* **Required task**
Write down every entry below once more, exactly.

[Data entries]
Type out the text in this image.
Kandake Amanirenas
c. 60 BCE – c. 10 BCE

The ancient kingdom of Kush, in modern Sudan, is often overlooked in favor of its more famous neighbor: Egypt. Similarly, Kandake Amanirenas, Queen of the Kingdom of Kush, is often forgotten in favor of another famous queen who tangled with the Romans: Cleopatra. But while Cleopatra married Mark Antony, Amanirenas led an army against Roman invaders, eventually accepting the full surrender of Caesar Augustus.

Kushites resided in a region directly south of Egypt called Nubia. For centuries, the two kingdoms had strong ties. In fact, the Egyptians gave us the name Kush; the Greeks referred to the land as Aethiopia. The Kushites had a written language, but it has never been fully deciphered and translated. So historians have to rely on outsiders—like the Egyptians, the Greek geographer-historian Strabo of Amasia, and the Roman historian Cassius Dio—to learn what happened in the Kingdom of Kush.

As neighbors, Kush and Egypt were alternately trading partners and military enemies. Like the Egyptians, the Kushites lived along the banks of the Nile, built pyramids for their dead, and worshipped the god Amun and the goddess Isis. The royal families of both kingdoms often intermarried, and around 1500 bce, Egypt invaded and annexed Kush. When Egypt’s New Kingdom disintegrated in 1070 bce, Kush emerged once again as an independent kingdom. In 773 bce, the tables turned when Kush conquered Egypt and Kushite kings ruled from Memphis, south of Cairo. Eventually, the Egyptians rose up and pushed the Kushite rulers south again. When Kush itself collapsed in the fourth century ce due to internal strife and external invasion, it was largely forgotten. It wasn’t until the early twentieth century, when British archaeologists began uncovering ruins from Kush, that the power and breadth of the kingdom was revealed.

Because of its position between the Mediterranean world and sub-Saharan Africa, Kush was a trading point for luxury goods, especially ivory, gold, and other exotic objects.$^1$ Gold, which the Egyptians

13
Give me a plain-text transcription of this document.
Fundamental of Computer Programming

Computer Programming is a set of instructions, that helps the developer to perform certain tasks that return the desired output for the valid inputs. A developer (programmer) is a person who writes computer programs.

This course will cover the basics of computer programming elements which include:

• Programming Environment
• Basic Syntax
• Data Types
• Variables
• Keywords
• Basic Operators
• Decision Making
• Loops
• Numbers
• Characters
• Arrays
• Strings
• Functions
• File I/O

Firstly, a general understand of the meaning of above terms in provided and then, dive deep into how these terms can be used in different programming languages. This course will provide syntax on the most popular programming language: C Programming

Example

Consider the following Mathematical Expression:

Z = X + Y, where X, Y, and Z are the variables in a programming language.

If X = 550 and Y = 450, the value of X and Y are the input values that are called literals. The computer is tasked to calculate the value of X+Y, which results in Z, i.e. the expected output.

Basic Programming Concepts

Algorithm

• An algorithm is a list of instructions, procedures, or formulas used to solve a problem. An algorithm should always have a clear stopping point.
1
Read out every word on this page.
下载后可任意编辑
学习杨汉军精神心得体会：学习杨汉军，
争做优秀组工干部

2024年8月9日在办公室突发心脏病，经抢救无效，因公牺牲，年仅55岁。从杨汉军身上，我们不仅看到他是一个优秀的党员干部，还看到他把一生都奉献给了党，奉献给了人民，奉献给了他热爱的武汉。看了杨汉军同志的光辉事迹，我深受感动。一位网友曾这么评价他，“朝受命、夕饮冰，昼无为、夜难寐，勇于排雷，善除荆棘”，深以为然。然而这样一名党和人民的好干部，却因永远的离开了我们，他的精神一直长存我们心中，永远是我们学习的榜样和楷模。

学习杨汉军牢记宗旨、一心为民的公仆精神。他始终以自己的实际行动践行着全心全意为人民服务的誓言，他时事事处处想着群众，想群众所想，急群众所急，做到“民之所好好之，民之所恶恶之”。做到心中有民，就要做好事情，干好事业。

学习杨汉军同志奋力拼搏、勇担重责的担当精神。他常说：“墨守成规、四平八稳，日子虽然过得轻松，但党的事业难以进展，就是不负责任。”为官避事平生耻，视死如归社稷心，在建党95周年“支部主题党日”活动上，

* **Finished task**
Type out the text in this image.
Kandake Amanirenas
c. 60 BCE – c. 10 BCE

The ancient kingdom of Kush, in modern Sudan, is often overlooked in favor of its more famous neighbor: Egypt. Similarly, Kandake Amanirenas, Queen of the Kingdom of Kush, is often forgotten in favor of another famous queen who tangled with the Romans: Cleopatra. But while Cleopatra married Mark Antony, Amanirenas led an army against Roman invaders, eventually accepting the full surrender of Caesar Augustus.

Kushites resided in a region directly south of Egypt called Nubia. For centuries, the two kingdoms had strong ties. In fact, the Egyptians gave us the name Kush; the Greeks referred to the land as Aethiopia. The Kushites had a written language, but it has never been fully deciphered and translated. So historians have to rely on outsiders—like the Egyptians, the Greek geographer-historian Strabo of Amasia, and the Roman historian Cassius Dio—to learn what happened in the Kingdom of Kush.

As neighbors, Kush and Egypt were alternately trading partners and military enemies. Like the Egyptians, the Kushites lived along the banks of the Nile, built pyramids for their dead, and worshipped the god Amun and the goddess Isis. The royal families of both kingdoms often intermarried, and around 1500 bce, Egypt invaded and annexed Kush. When Egypt’s New Kingdom disintegrated in 1070 bce, Kush emerged once again as an independent kingdom. In 773 bce, the tables turned when Kush conquered Egypt and Kushite kings ruled from Memphis, south of Cairo. Eventually, the Egyptians rose up and pushed the Kushite rulers south again. When Kush itself collapsed in the fourth century ce due to internal strife and external invasion, it was largely forgotten. It wasn’t until the early twentieth century, when British archaeologists began uncovering ruins from Kush, that the power and breadth of the kingdom was revealed.

Because of its position between the Mediterranean world and sub-Saharan Africa, Kush was a trading point for luxury goods, especially ivory, gold, and other exotic objects.$^1$ Gold, which the Egyptians

13
Give me a plain-text transcription of this document.
Fundamental of Computer Programming

Computer Programming is a set of instructions, that helps the developer to perform certain tasks that return the desired output for the valid inputs. A developer (programmer) is a person who writes computer programs.

This course will cover the basics of computer programming elements which include:

• Programming Environment
• Basic Syntax
• Data Types
• Variables
• Keywords
• Basic Operators
• Decision Making
• Loops
• Numbers
• Characters
• Arrays
• Strings
• Functions
• File I/O

Firstly, a general understand of the meaning of above terms in provided and then, dive deep into how these terms can be used in different programming languages. This course will provide syntax on the most popular programming language: C Programming

Example

Consider the following Mathematical Expression:

Z = X + Y, where X, Y, and Z are the variables in a programming language.

If X = 550 and Y = 450, the value of X and Y are the input values that are called literals. The computer is tasked to calculate the value of X+Y, which results in Z, i.e. the expected output.

Basic Programming Concepts

Algorithm

• An algorithm is a list of instructions, procedures, or formulas used to solve a problem. An algorithm should always have a clear stopping point.
1
Read out every word on this page.
下载后可任意编辑
学习杨汉军精神心得体会：学习杨汉军，
争做优秀组工干部

2024年8月9日在办公室突发心脏病，经抢救无效，因公牺牲，年仅55岁。从杨汉军身上，我们不仅看到他是一个优秀的党员干部，还看到他把一生都奉献给了党，奉献给了人民，奉献给了他热爱的武汉。看了杨汉军同志的光辉事迹，我深受感动。一位网友曾这么评价他，“朝受命、夕饮冰，昼无为、夜难寐，勇于排雷，善除荆棘”，深以为然。然而这样一名党和人民的好干部，却因永远的离开了我们，他的精神一直长存我们心中，永远是我们学习的榜样和楷模。

学习杨汉军牢记宗旨、一心为民的公仆精神。他始终以自己的实际行动践行着全心全意为人民服务的誓言，他时事事处处想着群众，想群众所想，急群众所急，做到“民之所好好之，民之所恶恶之”。做到心中有民，就要做好事情，干好事业。

学习杨汉军同志奋力拼搏、勇担重责的担当精神。他常说：“墨守成规、四平八稳，日子虽然过得轻松，但党的事业难以进展，就是不负责任。”为官避事平生耻，视死如归社稷心，在建党95周年“支部主题党日”活动上，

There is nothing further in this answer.